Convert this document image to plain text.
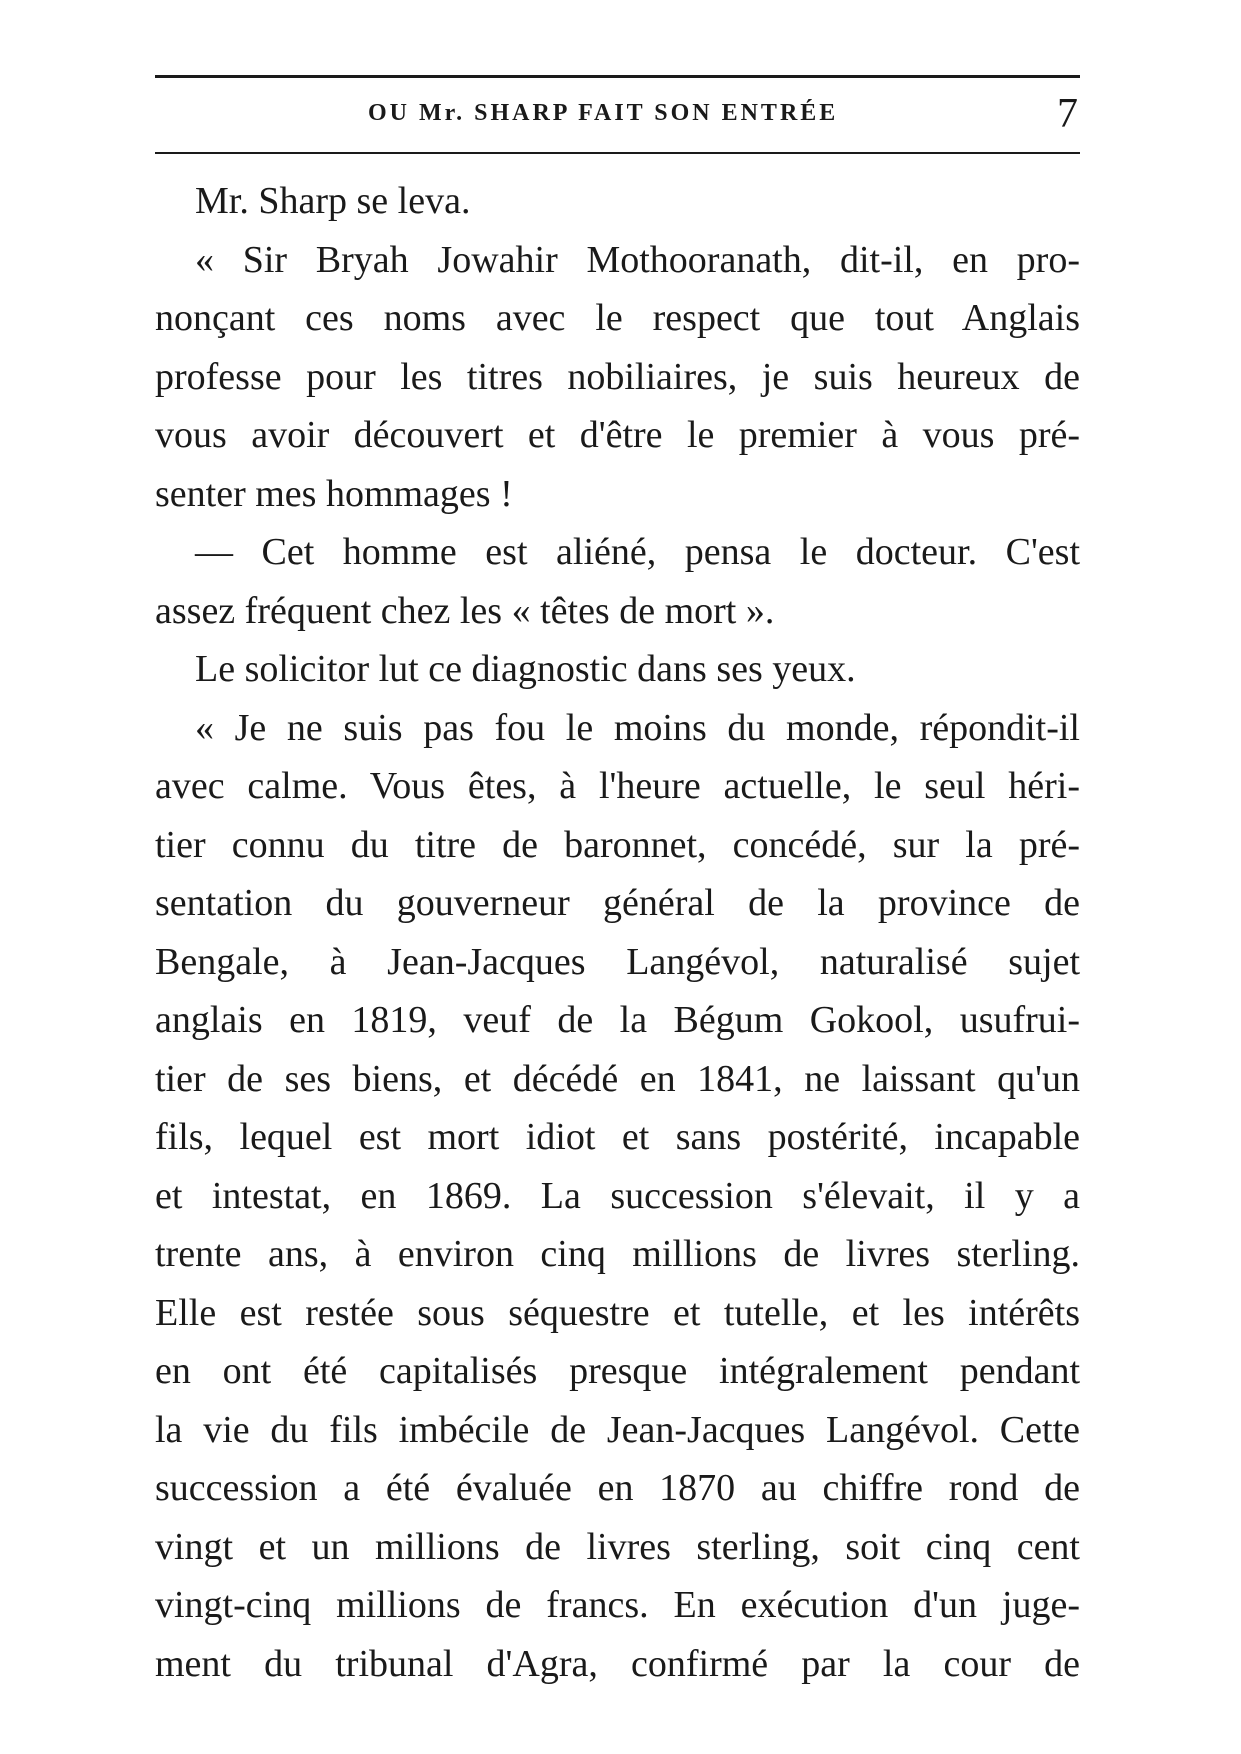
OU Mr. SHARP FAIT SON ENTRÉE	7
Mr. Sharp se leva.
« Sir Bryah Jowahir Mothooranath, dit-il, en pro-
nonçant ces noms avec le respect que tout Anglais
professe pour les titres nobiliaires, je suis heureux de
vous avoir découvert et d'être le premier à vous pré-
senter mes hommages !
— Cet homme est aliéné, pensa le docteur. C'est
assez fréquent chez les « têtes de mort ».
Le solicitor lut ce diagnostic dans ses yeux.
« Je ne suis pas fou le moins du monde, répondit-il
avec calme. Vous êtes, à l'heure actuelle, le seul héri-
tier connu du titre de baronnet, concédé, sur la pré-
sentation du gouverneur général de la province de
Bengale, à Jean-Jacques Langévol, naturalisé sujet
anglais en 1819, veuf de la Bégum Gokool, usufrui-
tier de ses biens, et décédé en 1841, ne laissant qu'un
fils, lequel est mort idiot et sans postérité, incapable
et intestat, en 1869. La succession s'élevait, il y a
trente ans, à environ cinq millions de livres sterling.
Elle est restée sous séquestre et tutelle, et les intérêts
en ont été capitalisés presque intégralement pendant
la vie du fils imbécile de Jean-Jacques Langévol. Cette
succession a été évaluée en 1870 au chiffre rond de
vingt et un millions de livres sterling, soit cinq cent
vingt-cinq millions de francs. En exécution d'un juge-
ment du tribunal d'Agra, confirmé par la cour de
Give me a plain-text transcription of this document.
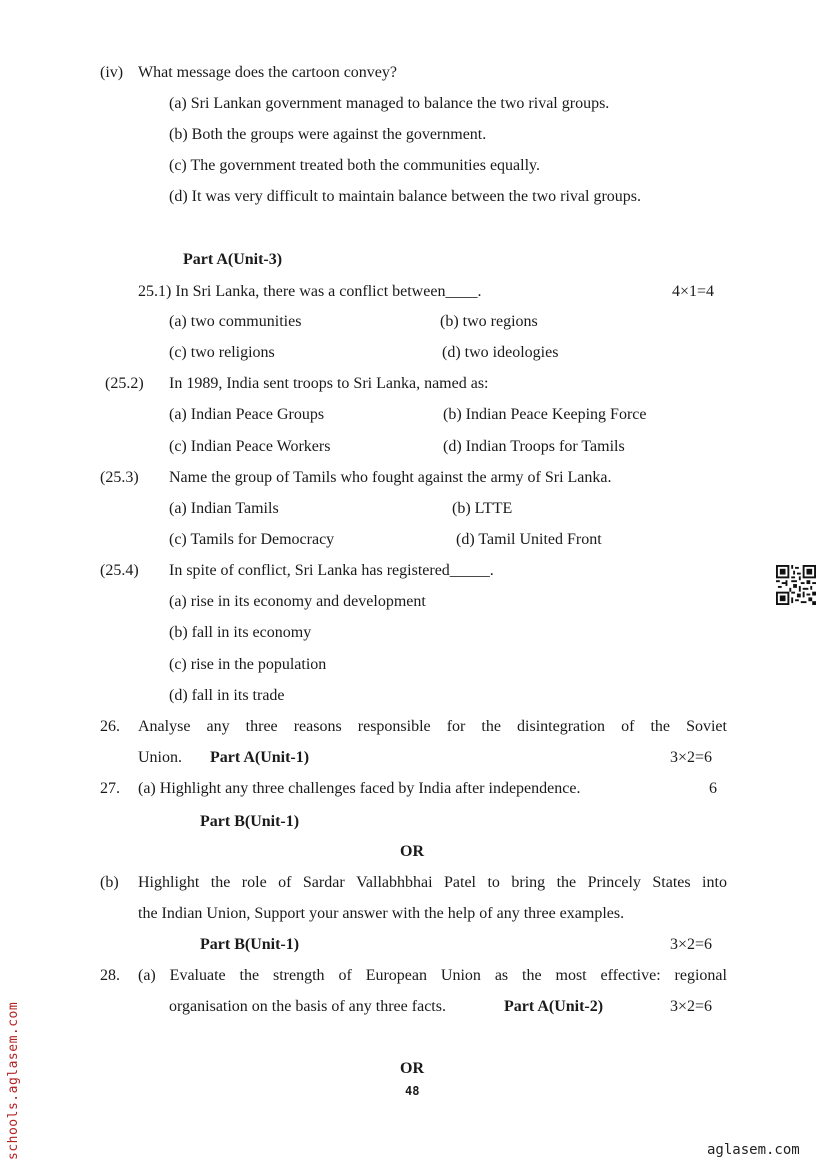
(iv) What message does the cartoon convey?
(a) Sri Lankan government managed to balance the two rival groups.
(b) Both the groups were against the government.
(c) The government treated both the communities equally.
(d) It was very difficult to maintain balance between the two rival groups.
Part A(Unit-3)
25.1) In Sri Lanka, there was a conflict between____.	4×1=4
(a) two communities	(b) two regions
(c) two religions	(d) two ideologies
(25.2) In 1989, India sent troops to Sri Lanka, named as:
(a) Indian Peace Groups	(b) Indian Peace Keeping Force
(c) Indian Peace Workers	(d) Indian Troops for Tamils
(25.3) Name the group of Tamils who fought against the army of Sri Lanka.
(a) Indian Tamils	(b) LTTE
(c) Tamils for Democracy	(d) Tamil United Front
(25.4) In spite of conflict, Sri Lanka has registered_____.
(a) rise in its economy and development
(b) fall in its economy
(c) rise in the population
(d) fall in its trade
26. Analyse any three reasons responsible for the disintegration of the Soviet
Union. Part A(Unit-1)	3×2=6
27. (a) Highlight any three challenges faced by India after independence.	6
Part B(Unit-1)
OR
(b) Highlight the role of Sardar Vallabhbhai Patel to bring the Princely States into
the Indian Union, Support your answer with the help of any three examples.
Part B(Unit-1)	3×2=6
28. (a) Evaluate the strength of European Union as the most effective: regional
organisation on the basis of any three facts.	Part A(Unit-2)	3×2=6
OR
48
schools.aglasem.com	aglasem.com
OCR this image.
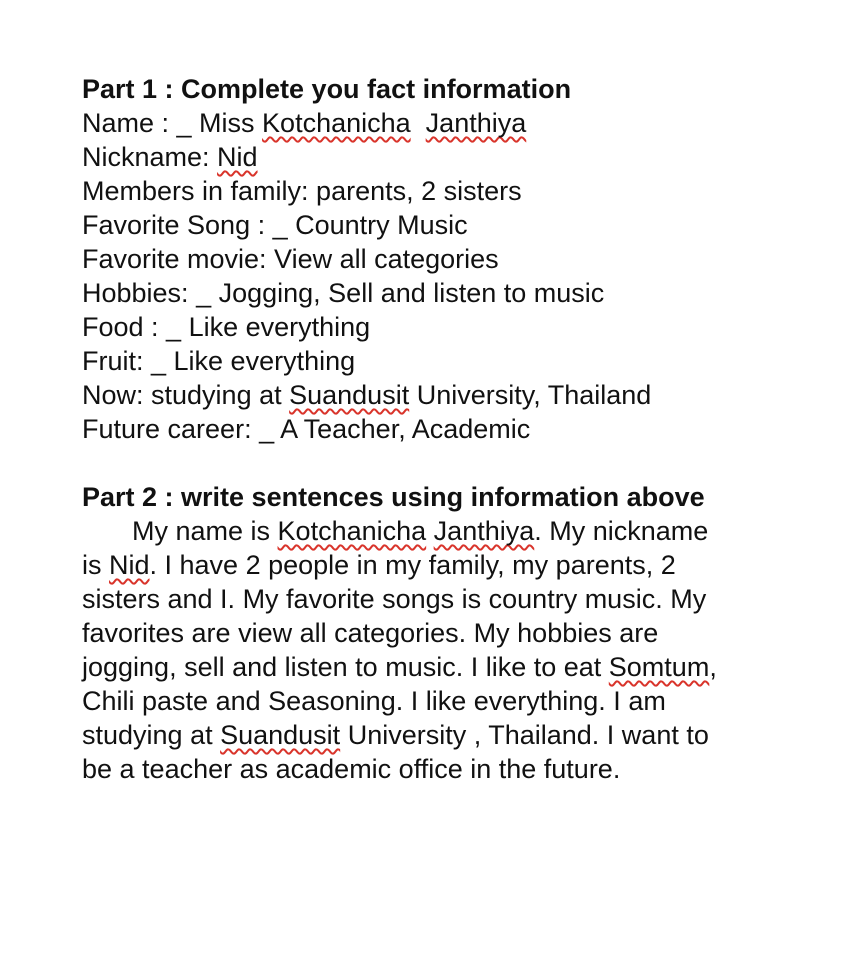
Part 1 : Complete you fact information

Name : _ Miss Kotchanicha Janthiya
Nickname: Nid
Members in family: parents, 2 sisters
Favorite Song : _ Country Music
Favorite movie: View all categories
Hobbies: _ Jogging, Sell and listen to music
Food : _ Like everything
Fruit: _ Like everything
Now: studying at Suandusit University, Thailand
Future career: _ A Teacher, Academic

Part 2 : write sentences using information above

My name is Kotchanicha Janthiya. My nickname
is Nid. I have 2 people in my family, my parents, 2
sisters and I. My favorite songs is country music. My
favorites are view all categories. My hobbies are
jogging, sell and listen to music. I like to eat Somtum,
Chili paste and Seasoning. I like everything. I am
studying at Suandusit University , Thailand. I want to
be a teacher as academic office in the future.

• Task description: Find the word "image" in the records and pull out each line that has it.

• Exercise output:
Convert this document image to plain text.
OCR this image.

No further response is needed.